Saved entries

-- -- --

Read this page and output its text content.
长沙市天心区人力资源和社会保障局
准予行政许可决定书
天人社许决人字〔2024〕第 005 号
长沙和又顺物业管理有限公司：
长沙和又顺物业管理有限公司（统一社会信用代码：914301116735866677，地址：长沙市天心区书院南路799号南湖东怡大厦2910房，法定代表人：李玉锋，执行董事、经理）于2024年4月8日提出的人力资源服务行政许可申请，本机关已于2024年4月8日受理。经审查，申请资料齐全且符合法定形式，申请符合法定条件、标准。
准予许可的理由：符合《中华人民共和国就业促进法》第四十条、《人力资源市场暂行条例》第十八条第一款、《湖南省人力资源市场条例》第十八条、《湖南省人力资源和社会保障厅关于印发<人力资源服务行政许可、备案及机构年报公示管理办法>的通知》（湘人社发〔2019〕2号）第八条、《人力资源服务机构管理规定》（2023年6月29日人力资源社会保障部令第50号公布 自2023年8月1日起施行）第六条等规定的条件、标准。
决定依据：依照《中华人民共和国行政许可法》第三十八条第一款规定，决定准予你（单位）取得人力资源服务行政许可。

-- -- --

Return all of the entries exactly as written.

Read this page and output its text content.
长沙市天心区人力资源和社会保障局
准予行政许可决定书
天人社许决人字〔2024〕第 005 号
长沙和又顺物业管理有限公司：
长沙和又顺物业管理有限公司（统一社会信用代码：914301116735866677，地址：长沙市天心区书院南路799号南湖东怡大厦2910房，法定代表人：李玉锋，执行董事、经理）于2024年4月8日提出的人力资源服务行政许可申请，本机关已于2024年4月8日受理。经审查，申请资料齐全且符合法定形式，申请符合法定条件、标准。
准予许可的理由：符合《中华人民共和国就业促进法》第四十条、《人力资源市场暂行条例》第十八条第一款、《湖南省人力资源市场条例》第十八条、《湖南省人力资源和社会保障厅关于印发<人力资源服务行政许可、备案及机构年报公示管理办法>的通知》（湘人社发〔2019〕2号）第八条、《人力资源服务机构管理规定》（2023年6月29日人力资源社会保障部令第50号公布 自2023年8月1日起施行）第六条等规定的条件、标准。
决定依据：依照《中华人民共和国行政许可法》第三十八条第一款规定，决定准予你（单位）取得人力资源服务行政许可。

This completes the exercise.